Written problem: Give the entries again exactly, every one of them.

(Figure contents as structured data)
───

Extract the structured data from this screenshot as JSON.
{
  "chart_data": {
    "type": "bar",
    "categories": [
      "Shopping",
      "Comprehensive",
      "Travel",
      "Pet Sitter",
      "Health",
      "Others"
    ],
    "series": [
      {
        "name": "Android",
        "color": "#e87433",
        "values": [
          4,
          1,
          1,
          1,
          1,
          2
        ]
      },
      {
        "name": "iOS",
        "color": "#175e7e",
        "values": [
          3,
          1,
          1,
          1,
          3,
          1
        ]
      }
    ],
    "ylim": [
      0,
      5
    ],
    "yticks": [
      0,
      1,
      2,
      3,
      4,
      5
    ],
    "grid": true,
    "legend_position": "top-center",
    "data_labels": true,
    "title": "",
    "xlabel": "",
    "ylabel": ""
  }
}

───

Exercise result:
Extract the structured data from this screenshot as JSON.
{
  "chart_data": {
    "type": "bar",
    "categories": [
      "Shopping",
      "Comprehensive",
      "Travel",
      "Pet Sitter",
      "Health",
      "Others"
    ],
    "series": [
      {
        "name": "Android",
        "color": "#e87433",
        "values": [
          4,
          1,
          1,
          1,
          1,
          2
        ]
      },
      {
        "name": "iOS",
        "color": "#175e7e",
        "values": [
          3,
          1,
          1,
          1,
          3,
          1
        ]
      }
    ],
    "ylim": [
      0,
      5
    ],
    "yticks": [
      0,
      1,
      2,
      3,
      4,
      5
    ],
    "grid": true,
    "legend_position": "top-center",
    "data_labels": true,
    "title": "",
    "xlabel": "",
    "ylabel": ""
  }
}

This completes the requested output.